Data records
##############################

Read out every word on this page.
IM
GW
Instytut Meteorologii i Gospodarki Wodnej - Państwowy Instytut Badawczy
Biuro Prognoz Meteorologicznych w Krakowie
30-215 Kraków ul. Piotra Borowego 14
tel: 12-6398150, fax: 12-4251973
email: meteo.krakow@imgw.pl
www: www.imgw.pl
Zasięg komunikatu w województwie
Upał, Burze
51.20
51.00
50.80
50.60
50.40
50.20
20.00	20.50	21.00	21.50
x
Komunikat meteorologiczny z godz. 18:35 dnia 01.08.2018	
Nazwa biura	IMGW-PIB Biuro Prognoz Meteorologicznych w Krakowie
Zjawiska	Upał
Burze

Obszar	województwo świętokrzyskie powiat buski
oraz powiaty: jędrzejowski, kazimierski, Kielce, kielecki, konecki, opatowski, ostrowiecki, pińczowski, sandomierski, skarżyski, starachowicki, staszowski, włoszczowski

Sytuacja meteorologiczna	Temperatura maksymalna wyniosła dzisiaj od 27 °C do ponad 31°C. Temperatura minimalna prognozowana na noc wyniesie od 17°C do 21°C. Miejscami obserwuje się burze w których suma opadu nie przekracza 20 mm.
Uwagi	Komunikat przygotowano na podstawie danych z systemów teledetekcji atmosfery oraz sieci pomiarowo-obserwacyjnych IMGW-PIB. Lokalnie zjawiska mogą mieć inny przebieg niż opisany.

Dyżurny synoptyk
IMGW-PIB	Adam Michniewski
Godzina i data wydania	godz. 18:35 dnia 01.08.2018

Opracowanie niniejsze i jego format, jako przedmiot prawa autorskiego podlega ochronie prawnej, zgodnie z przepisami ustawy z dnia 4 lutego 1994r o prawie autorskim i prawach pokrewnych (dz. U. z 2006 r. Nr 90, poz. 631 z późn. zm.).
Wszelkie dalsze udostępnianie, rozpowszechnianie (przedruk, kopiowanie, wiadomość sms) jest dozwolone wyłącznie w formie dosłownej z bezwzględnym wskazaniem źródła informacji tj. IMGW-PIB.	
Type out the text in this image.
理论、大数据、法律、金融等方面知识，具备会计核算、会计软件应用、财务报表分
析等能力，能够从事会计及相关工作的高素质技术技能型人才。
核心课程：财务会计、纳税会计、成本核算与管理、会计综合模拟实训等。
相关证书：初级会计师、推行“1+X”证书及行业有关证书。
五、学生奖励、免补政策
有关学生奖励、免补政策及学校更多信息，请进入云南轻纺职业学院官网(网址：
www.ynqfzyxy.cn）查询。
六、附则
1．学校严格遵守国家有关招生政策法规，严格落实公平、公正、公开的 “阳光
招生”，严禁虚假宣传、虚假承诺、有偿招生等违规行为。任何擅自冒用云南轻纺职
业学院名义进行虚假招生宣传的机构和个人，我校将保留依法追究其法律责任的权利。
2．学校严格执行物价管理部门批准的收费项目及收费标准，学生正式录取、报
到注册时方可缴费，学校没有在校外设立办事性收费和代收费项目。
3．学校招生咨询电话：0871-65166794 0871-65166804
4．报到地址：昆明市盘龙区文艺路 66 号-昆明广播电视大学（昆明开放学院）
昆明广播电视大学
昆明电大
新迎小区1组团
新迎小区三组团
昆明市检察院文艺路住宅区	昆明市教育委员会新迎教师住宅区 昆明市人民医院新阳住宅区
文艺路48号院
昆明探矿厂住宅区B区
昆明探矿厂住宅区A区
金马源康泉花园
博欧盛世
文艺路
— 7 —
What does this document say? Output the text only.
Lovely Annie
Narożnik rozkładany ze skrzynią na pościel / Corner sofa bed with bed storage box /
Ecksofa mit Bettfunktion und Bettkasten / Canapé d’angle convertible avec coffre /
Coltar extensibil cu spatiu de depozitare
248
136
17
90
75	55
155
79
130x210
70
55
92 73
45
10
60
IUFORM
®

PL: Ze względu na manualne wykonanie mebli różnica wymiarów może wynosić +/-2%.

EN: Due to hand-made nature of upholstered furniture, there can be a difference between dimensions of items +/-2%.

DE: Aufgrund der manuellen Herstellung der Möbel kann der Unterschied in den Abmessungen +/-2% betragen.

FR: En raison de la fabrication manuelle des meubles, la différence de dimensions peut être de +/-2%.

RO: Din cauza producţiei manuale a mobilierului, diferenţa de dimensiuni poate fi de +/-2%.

##############################

Retype the whole listing, matching it exactly.

Read out every word on this page.
IM
GW
Instytut Meteorologii i Gospodarki Wodnej - Państwowy Instytut Badawczy
Biuro Prognoz Meteorologicznych w Krakowie
30-215 Kraków ul. Piotra Borowego 14
tel: 12-6398150, fax: 12-4251973
email: meteo.krakow@imgw.pl
www: www.imgw.pl
Zasięg komunikatu w województwie
Upał, Burze
51.20
51.00
50.80
50.60
50.40
50.20
20.00	20.50	21.00	21.50
x
Komunikat meteorologiczny z godz. 18:35 dnia 01.08.2018	
Nazwa biura	IMGW-PIB Biuro Prognoz Meteorologicznych w Krakowie
Zjawiska	Upał
Burze

Obszar	województwo świętokrzyskie powiat buski
oraz powiaty: jędrzejowski, kazimierski, Kielce, kielecki, konecki, opatowski, ostrowiecki, pińczowski, sandomierski, skarżyski, starachowicki, staszowski, włoszczowski

Sytuacja meteorologiczna	Temperatura maksymalna wyniosła dzisiaj od 27 °C do ponad 31°C. Temperatura minimalna prognozowana na noc wyniesie od 17°C do 21°C. Miejscami obserwuje się burze w których suma opadu nie przekracza 20 mm.
Uwagi	Komunikat przygotowano na podstawie danych z systemów teledetekcji atmosfery oraz sieci pomiarowo-obserwacyjnych IMGW-PIB. Lokalnie zjawiska mogą mieć inny przebieg niż opisany.

Dyżurny synoptyk
IMGW-PIB	Adam Michniewski
Godzina i data wydania	godz. 18:35 dnia 01.08.2018

Opracowanie niniejsze i jego format, jako przedmiot prawa autorskiego podlega ochronie prawnej, zgodnie z przepisami ustawy z dnia 4 lutego 1994r o prawie autorskim i prawach pokrewnych (dz. U. z 2006 r. Nr 90, poz. 631 z późn. zm.).
Wszelkie dalsze udostępnianie, rozpowszechnianie (przedruk, kopiowanie, wiadomość sms) jest dozwolone wyłącznie w formie dosłownej z bezwzględnym wskazaniem źródła informacji tj. IMGW-PIB.	
Type out the text in this image.
理论、大数据、法律、金融等方面知识，具备会计核算、会计软件应用、财务报表分
析等能力，能够从事会计及相关工作的高素质技术技能型人才。
核心课程：财务会计、纳税会计、成本核算与管理、会计综合模拟实训等。
相关证书：初级会计师、推行“1+X”证书及行业有关证书。
五、学生奖励、免补政策
有关学生奖励、免补政策及学校更多信息，请进入云南轻纺职业学院官网(网址：
www.ynqfzyxy.cn）查询。
六、附则
1．学校严格遵守国家有关招生政策法规，严格落实公平、公正、公开的 “阳光
招生”，严禁虚假宣传、虚假承诺、有偿招生等违规行为。任何擅自冒用云南轻纺职
业学院名义进行虚假招生宣传的机构和个人，我校将保留依法追究其法律责任的权利。
2．学校严格执行物价管理部门批准的收费项目及收费标准，学生正式录取、报
到注册时方可缴费，学校没有在校外设立办事性收费和代收费项目。
3．学校招生咨询电话：0871-65166794 0871-65166804
4．报到地址：昆明市盘龙区文艺路 66 号-昆明广播电视大学（昆明开放学院）
昆明广播电视大学
昆明电大
新迎小区1组团
新迎小区三组团
昆明市检察院文艺路住宅区	昆明市教育委员会新迎教师住宅区 昆明市人民医院新阳住宅区
文艺路48号院
昆明探矿厂住宅区B区
昆明探矿厂住宅区A区
金马源康泉花园
博欧盛世
文艺路
— 7 —
What does this document say? Output the text only.
Lovely Annie
Narożnik rozkładany ze skrzynią na pościel / Corner sofa bed with bed storage box /
Ecksofa mit Bettfunktion und Bettkasten / Canapé d’angle convertible avec coffre /
Coltar extensibil cu spatiu de depozitare
248
136
17
90
75	55
155
79
130x210
70
55
92 73
45
10
60
IUFORM
®

PL: Ze względu na manualne wykonanie mebli różnica wymiarów może wynosić +/-2%.

EN: Due to hand-made nature of upholstered furniture, there can be a difference between dimensions of items +/-2%.

DE: Aufgrund der manuellen Herstellung der Möbel kann der Unterschied in den Abmessungen +/-2% betragen.

FR: En raison de la fabrication manuelle des meubles, la différence de dimensions peut être de +/-2%.

RO: Din cauza producţiei manuale a mobilierului, diferenţa de dimensiuni poate fi de +/-2%.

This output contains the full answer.